-- Begin Information supplied --
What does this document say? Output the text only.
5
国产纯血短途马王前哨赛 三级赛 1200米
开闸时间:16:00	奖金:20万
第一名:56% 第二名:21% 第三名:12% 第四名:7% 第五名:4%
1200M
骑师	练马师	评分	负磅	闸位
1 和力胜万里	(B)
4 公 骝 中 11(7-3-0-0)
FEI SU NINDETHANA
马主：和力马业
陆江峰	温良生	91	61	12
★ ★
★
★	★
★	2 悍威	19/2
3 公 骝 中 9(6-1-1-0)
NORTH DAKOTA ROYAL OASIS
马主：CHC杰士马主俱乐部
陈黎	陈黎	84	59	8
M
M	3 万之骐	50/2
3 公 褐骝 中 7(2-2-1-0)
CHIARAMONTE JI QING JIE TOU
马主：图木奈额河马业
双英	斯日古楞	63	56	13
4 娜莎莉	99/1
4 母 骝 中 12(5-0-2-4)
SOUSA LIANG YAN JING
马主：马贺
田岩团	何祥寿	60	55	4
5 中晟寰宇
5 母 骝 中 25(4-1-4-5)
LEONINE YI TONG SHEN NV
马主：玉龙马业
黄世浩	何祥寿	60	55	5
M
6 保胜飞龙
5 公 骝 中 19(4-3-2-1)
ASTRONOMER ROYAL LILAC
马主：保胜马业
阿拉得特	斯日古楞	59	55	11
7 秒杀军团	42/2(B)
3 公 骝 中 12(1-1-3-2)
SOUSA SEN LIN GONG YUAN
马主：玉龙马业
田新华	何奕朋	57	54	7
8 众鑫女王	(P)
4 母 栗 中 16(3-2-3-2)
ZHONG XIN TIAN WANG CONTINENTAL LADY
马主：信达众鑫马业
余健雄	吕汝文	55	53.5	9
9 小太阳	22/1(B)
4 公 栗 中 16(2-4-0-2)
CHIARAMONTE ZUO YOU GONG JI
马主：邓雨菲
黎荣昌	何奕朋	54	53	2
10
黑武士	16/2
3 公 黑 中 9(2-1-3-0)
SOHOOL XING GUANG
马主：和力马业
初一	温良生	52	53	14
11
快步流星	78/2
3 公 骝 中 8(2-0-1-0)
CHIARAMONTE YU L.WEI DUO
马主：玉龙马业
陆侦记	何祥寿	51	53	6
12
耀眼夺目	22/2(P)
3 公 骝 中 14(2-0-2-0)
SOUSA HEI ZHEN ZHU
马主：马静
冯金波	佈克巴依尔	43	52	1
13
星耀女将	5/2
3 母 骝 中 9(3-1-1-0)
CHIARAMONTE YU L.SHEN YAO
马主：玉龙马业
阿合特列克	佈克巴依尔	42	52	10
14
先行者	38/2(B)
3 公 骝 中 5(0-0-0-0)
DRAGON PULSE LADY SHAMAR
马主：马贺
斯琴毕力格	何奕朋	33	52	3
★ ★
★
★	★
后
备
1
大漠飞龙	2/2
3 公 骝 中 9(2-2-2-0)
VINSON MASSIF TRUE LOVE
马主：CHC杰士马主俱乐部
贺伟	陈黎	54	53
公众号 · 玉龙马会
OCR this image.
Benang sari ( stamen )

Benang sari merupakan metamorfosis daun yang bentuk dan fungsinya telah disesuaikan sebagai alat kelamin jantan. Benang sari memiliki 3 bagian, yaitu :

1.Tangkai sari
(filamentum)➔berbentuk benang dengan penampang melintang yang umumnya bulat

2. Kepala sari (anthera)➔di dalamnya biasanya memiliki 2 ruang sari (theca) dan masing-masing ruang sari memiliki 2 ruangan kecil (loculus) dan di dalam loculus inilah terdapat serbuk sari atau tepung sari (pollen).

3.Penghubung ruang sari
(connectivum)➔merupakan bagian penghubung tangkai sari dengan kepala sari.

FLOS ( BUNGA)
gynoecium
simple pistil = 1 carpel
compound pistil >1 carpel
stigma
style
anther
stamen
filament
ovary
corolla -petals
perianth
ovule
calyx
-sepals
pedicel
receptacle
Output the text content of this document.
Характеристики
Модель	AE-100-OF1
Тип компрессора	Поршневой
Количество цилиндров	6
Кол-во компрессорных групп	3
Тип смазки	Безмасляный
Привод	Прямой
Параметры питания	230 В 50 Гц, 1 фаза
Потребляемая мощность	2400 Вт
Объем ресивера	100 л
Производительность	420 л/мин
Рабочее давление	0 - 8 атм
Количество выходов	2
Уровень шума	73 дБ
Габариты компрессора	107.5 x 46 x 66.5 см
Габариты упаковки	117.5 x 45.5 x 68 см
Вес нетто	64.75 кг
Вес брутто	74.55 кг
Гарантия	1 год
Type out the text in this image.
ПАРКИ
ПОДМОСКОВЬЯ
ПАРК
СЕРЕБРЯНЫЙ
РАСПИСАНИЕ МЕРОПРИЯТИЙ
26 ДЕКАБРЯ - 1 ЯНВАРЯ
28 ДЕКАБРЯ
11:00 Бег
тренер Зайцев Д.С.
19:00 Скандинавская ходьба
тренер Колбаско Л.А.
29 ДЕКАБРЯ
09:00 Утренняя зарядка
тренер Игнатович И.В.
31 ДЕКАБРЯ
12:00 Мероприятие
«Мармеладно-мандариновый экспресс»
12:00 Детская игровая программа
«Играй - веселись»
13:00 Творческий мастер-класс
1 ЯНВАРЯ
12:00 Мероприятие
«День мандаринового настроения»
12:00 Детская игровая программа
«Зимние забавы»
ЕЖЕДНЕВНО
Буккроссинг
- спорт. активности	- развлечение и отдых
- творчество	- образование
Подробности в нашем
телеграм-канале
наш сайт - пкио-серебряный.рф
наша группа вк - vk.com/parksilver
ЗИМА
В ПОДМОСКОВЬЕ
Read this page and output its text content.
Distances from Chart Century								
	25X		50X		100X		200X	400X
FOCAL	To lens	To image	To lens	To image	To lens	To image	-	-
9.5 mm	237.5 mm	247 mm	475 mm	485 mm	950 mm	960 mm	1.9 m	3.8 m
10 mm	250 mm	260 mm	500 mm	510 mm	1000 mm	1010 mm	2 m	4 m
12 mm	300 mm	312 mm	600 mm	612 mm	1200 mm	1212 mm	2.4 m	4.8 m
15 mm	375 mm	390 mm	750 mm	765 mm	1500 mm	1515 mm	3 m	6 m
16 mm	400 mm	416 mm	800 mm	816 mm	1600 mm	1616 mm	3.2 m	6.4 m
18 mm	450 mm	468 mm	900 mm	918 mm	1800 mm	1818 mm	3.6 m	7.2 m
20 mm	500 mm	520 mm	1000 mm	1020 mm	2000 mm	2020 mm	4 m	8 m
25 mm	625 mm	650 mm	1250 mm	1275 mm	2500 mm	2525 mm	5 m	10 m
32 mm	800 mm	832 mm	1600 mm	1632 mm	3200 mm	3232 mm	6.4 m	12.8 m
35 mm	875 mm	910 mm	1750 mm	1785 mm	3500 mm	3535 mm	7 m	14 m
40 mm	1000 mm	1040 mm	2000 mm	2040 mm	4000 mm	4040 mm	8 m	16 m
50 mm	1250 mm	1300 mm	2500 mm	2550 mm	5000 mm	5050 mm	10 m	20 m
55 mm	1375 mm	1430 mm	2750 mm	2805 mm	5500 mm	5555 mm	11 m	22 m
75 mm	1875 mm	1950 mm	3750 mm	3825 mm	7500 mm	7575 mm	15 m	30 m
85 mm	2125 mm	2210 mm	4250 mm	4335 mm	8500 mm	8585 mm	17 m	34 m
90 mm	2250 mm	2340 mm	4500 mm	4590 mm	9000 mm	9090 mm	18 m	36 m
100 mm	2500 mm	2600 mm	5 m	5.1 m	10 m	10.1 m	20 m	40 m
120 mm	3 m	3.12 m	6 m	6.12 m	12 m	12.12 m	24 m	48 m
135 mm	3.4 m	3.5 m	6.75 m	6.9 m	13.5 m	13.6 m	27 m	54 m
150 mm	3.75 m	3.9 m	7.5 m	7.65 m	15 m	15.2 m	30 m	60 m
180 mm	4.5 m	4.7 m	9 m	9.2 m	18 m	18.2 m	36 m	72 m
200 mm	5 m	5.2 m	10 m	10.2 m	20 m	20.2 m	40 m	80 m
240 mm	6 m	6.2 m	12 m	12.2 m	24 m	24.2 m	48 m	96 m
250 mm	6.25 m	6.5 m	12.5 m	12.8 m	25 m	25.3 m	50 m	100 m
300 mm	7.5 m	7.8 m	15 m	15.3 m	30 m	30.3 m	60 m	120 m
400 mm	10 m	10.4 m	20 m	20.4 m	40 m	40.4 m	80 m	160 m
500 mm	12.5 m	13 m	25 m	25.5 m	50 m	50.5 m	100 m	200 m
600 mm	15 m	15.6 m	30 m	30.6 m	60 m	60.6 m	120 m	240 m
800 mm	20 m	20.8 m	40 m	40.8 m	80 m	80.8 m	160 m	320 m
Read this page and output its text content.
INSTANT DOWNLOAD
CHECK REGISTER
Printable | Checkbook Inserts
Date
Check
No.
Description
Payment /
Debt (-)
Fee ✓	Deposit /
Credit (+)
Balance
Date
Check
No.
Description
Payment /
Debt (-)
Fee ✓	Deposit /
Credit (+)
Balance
-- End Information supplied --
## Set exercise
Take every line containing the word "image" and copy it.

## Right answer
OCR this image.
Type out the text in this image.
FOCAL	To lens	To image	To lens	To image	To lens	To image	-	-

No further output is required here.